INSTRUCTIONS FOR THE TASK
Copy each line of the listing below exactly.

EXERCISE INPUTS
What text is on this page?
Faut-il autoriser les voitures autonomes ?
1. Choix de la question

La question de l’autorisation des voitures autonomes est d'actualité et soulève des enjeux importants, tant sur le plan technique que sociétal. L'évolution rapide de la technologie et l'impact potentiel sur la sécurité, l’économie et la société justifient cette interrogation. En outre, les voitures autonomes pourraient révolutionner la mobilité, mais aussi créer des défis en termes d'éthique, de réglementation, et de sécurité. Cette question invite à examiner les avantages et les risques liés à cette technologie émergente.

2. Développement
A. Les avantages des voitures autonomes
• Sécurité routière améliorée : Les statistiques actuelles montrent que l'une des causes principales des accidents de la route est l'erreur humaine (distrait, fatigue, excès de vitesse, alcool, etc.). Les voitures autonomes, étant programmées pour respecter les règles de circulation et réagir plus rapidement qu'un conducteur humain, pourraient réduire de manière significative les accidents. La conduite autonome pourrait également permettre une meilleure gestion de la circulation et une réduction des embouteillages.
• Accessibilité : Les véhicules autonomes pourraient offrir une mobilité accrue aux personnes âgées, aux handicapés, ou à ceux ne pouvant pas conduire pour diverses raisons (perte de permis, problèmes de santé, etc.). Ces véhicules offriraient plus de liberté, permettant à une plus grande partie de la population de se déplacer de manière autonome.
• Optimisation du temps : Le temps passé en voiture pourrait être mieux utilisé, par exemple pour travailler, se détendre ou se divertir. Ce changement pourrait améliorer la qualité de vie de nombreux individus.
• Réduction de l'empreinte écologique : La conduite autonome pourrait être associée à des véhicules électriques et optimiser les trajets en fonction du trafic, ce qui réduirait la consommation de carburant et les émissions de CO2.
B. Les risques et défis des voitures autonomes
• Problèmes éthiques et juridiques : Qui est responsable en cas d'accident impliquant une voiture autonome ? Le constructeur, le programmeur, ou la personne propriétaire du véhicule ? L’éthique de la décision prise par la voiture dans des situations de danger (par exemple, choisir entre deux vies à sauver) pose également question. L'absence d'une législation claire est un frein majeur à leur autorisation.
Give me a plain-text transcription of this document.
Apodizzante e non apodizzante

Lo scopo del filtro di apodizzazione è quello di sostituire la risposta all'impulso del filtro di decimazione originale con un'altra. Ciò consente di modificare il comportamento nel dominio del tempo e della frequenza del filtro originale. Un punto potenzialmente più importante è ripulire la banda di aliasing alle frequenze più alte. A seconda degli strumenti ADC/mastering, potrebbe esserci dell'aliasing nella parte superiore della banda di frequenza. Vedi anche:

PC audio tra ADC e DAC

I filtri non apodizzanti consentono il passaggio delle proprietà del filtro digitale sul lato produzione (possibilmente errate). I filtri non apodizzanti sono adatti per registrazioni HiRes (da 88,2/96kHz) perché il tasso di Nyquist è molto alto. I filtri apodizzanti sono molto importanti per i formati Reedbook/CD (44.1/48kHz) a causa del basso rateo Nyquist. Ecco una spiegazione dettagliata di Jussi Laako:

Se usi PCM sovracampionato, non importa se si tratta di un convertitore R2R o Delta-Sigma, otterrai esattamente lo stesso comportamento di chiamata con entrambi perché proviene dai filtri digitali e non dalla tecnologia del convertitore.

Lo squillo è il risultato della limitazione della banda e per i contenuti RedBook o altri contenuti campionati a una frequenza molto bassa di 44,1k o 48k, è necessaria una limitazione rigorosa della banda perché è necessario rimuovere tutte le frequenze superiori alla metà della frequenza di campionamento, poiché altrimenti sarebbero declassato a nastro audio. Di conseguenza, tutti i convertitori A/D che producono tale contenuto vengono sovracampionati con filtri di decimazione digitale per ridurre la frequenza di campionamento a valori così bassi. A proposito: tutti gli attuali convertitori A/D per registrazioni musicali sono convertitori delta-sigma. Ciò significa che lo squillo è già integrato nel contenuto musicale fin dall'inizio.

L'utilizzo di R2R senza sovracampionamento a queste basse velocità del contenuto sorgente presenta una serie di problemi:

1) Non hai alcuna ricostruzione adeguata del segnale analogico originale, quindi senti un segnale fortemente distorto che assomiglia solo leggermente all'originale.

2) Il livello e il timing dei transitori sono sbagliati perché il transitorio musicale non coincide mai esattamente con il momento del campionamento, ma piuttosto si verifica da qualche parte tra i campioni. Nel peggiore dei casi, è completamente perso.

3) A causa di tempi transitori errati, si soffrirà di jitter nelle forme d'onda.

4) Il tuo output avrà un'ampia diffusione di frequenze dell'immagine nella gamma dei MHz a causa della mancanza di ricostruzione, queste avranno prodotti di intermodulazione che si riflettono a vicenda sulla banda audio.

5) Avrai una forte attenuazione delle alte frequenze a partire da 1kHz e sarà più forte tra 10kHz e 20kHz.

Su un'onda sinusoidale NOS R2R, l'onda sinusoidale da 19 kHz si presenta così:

TASK OUTPUT
What text is on this page?
Faut-il autoriser les voitures autonomes ?
1. Choix de la question

La question de l’autorisation des voitures autonomes est d'actualité et soulève des enjeux importants, tant sur le plan technique que sociétal. L'évolution rapide de la technologie et l'impact potentiel sur la sécurité, l’économie et la société justifient cette interrogation. En outre, les voitures autonomes pourraient révolutionner la mobilité, mais aussi créer des défis en termes d'éthique, de réglementation, et de sécurité. Cette question invite à examiner les avantages et les risques liés à cette technologie émergente.

2. Développement
A. Les avantages des voitures autonomes
• Sécurité routière améliorée : Les statistiques actuelles montrent que l'une des causes principales des accidents de la route est l'erreur humaine (distrait, fatigue, excès de vitesse, alcool, etc.). Les voitures autonomes, étant programmées pour respecter les règles de circulation et réagir plus rapidement qu'un conducteur humain, pourraient réduire de manière significative les accidents. La conduite autonome pourrait également permettre une meilleure gestion de la circulation et une réduction des embouteillages.
• Accessibilité : Les véhicules autonomes pourraient offrir une mobilité accrue aux personnes âgées, aux handicapés, ou à ceux ne pouvant pas conduire pour diverses raisons (perte de permis, problèmes de santé, etc.). Ces véhicules offriraient plus de liberté, permettant à une plus grande partie de la population de se déplacer de manière autonome.
• Optimisation du temps : Le temps passé en voiture pourrait être mieux utilisé, par exemple pour travailler, se détendre ou se divertir. Ce changement pourrait améliorer la qualité de vie de nombreux individus.
• Réduction de l'empreinte écologique : La conduite autonome pourrait être associée à des véhicules électriques et optimiser les trajets en fonction du trafic, ce qui réduirait la consommation de carburant et les émissions de CO2.
B. Les risques et défis des voitures autonomes
• Problèmes éthiques et juridiques : Qui est responsable en cas d'accident impliquant une voiture autonome ? Le constructeur, le programmeur, ou la personne propriétaire du véhicule ? L’éthique de la décision prise par la voiture dans des situations de danger (par exemple, choisir entre deux vies à sauver) pose également question. L'absence d'une législation claire est un frein majeur à leur autorisation.
Give me a plain-text transcription of this document.
Apodizzante e non apodizzante

Lo scopo del filtro di apodizzazione è quello di sostituire la risposta all'impulso del filtro di decimazione originale con un'altra. Ciò consente di modificare il comportamento nel dominio del tempo e della frequenza del filtro originale. Un punto potenzialmente più importante è ripulire la banda di aliasing alle frequenze più alte. A seconda degli strumenti ADC/mastering, potrebbe esserci dell'aliasing nella parte superiore della banda di frequenza. Vedi anche:

PC audio tra ADC e DAC

I filtri non apodizzanti consentono il passaggio delle proprietà del filtro digitale sul lato produzione (possibilmente errate). I filtri non apodizzanti sono adatti per registrazioni HiRes (da 88,2/96kHz) perché il tasso di Nyquist è molto alto. I filtri apodizzanti sono molto importanti per i formati Reedbook/CD (44.1/48kHz) a causa del basso rateo Nyquist. Ecco una spiegazione dettagliata di Jussi Laako:

Se usi PCM sovracampionato, non importa se si tratta di un convertitore R2R o Delta-Sigma, otterrai esattamente lo stesso comportamento di chiamata con entrambi perché proviene dai filtri digitali e non dalla tecnologia del convertitore.

Lo squillo è il risultato della limitazione della banda e per i contenuti RedBook o altri contenuti campionati a una frequenza molto bassa di 44,1k o 48k, è necessaria una limitazione rigorosa della banda perché è necessario rimuovere tutte le frequenze superiori alla metà della frequenza di campionamento, poiché altrimenti sarebbero declassato a nastro audio. Di conseguenza, tutti i convertitori A/D che producono tale contenuto vengono sovracampionati con filtri di decimazione digitale per ridurre la frequenza di campionamento a valori così bassi. A proposito: tutti gli attuali convertitori A/D per registrazioni musicali sono convertitori delta-sigma. Ciò significa che lo squillo è già integrato nel contenuto musicale fin dall'inizio.

L'utilizzo di R2R senza sovracampionamento a queste basse velocità del contenuto sorgente presenta una serie di problemi:

1) Non hai alcuna ricostruzione adeguata del segnale analogico originale, quindi senti un segnale fortemente distorto che assomiglia solo leggermente all'originale.

2) Il livello e il timing dei transitori sono sbagliati perché il transitorio musicale non coincide mai esattamente con il momento del campionamento, ma piuttosto si verifica da qualche parte tra i campioni. Nel peggiore dei casi, è completamente perso.

3) A causa di tempi transitori errati, si soffrirà di jitter nelle forme d'onda.

4) Il tuo output avrà un'ampia diffusione di frequenze dell'immagine nella gamma dei MHz a causa della mancanza di ricostruzione, queste avranno prodotti di intermodulazione che si riflettono a vicenda sulla banda audio.

5) Avrai una forte attenuazione delle alte frequenze a partire da 1kHz e sarà più forte tra 10kHz e 20kHz.

Su un'onda sinusoidale NOS R2R, l'onda sinusoidale da 19 kHz si presenta così:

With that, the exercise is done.